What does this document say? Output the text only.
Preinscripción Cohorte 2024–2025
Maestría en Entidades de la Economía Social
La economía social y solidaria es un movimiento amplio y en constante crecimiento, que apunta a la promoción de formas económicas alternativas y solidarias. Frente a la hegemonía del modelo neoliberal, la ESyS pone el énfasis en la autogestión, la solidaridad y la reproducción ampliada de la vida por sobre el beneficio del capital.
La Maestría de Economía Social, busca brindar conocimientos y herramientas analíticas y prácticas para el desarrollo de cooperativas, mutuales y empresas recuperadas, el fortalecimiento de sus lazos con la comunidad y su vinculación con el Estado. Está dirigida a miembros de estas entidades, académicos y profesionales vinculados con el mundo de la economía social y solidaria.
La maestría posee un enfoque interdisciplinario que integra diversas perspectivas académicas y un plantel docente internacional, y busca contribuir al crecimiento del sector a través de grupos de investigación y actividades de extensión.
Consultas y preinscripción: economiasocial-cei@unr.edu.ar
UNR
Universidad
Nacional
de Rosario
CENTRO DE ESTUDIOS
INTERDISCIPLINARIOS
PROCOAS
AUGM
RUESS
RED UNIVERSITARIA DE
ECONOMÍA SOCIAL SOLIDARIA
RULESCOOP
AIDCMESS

################

• _DIRECTION_:
Write the material out again word for word.

• _EXERCISE SOLUTION_:
What does this document say? Output the text only.
Preinscripción Cohorte 2024–2025
Maestría en Entidades de la Economía Social
La economía social y solidaria es un movimiento amplio y en constante crecimiento, que apunta a la promoción de formas económicas alternativas y solidarias. Frente a la hegemonía del modelo neoliberal, la ESyS pone el énfasis en la autogestión, la solidaridad y la reproducción ampliada de la vida por sobre el beneficio del capital.
La Maestría de Economía Social, busca brindar conocimientos y herramientas analíticas y prácticas para el desarrollo de cooperativas, mutuales y empresas recuperadas, el fortalecimiento de sus lazos con la comunidad y su vinculación con el Estado. Está dirigida a miembros de estas entidades, académicos y profesionales vinculados con el mundo de la economía social y solidaria.
La maestría posee un enfoque interdisciplinario que integra diversas perspectivas académicas y un plantel docente internacional, y busca contribuir al crecimiento del sector a través de grupos de investigación y actividades de extensión.
Consultas y preinscripción: economiasocial-cei@unr.edu.ar
UNR
Universidad
Nacional
de Rosario
CENTRO DE ESTUDIOS
INTERDISCIPLINARIOS
PROCOAS
AUGM
RUESS
RED UNIVERSITARIA DE
ECONOMÍA SOCIAL SOLIDARIA
RULESCOOP
AIDCMESS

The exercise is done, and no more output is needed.